Exercise:
Write out the whole listing again, exactly.

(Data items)
......
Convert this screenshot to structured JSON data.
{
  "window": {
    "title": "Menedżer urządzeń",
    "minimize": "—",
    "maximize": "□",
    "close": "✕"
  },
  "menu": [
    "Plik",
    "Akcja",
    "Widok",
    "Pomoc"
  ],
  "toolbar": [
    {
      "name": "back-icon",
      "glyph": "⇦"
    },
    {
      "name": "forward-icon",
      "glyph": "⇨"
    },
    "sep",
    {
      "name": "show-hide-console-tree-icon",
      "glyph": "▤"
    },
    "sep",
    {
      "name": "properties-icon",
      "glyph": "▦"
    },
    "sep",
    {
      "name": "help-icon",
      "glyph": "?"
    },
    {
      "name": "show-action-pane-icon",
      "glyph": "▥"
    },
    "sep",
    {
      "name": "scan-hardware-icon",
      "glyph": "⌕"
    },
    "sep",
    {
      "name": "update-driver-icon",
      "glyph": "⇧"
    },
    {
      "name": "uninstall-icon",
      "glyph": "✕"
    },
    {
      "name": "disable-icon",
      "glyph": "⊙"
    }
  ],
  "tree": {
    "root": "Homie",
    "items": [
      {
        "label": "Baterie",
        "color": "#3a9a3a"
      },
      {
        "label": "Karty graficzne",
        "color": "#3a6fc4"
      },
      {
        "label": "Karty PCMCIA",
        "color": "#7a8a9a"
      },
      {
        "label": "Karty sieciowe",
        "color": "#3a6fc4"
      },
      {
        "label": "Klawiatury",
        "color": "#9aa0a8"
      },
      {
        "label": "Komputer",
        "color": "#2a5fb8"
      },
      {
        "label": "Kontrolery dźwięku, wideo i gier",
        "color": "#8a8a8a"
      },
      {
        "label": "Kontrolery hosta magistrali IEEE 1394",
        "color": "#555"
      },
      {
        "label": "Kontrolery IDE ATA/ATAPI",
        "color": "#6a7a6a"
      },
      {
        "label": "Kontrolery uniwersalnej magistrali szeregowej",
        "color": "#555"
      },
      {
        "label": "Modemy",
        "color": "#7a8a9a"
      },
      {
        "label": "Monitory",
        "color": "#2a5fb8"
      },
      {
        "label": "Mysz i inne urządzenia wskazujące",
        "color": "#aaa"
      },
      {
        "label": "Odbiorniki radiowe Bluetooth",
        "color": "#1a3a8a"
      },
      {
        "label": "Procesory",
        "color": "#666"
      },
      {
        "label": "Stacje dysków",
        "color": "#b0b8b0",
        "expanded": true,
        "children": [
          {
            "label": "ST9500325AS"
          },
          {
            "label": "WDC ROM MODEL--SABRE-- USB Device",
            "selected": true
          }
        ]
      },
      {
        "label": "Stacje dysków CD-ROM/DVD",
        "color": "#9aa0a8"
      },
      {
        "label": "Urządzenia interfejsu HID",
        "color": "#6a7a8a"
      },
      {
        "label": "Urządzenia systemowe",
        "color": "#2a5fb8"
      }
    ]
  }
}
......
Solution below:
Convert this screenshot to structured JSON data.
{
  "window": {
    "title": "Menedżer urządzeń",
    "minimize": "—",
    "maximize": "□",
    "close": "✕"
  },
  "menu": [
    "Plik",
    "Akcja",
    "Widok",
    "Pomoc"
  ],
  "toolbar": [
    {
      "name": "back-icon",
      "glyph": "⇦"
    },
    {
      "name": "forward-icon",
      "glyph": "⇨"
    },
    "sep",
    {
      "name": "show-hide-console-tree-icon",
      "glyph": "▤"
    },
    "sep",
    {
      "name": "properties-icon",
      "glyph": "▦"
    },
    "sep",
    {
      "name": "help-icon",
      "glyph": "?"
    },
    {
      "name": "show-action-pane-icon",
      "glyph": "▥"
    },
    "sep",
    {
      "name": "scan-hardware-icon",
      "glyph": "⌕"
    },
    "sep",
    {
      "name": "update-driver-icon",
      "glyph": "⇧"
    },
    {
      "name": "uninstall-icon",
      "glyph": "✕"
    },
    {
      "name": "disable-icon",
      "glyph": "⊙"
    }
  ],
  "tree": {
    "root": "Homie",
    "items": [
      {
        "label": "Baterie",
        "color": "#3a9a3a"
      },
      {
        "label": "Karty graficzne",
        "color": "#3a6fc4"
      },
      {
        "label": "Karty PCMCIA",
        "color": "#7a8a9a"
      },
      {
        "label": "Karty sieciowe",
        "color": "#3a6fc4"
      },
      {
        "label": "Klawiatury",
        "color": "#9aa0a8"
      },
      {
        "label": "Komputer",
        "color": "#2a5fb8"
      },
      {
        "label": "Kontrolery dźwięku, wideo i gier",
        "color": "#8a8a8a"
      },
      {
        "label": "Kontrolery hosta magistrali IEEE 1394",
        "color": "#555"
      },
      {
        "label": "Kontrolery IDE ATA/ATAPI",
        "color": "#6a7a6a"
      },
      {
        "label": "Kontrolery uniwersalnej magistrali szeregowej",
        "color": "#555"
      },
      {
        "label": "Modemy",
        "color": "#7a8a9a"
      },
      {
        "label": "Monitory",
        "color": "#2a5fb8"
      },
      {
        "label": "Mysz i inne urządzenia wskazujące",
        "color": "#aaa"
      },
      {
        "label": "Odbiorniki radiowe Bluetooth",
        "color": "#1a3a8a"
      },
      {
        "label": "Procesory",
        "color": "#666"
      },
      {
        "label": "Stacje dysków",
        "color": "#b0b8b0",
        "expanded": true,
        "children": [
          {
            "label": "ST9500325AS"
          },
          {
            "label": "WDC ROM MODEL--SABRE-- USB Device",
            "selected": true
          }
        ]
      },
      {
        "label": "Stacje dysków CD-ROM/DVD",
        "color": "#9aa0a8"
      },
      {
        "label": "Urządzenia interfejsu HID",
        "color": "#6a7a8a"
      },
      {
        "label": "Urządzenia systemowe",
        "color": "#2a5fb8"
      }
    ]
  }
}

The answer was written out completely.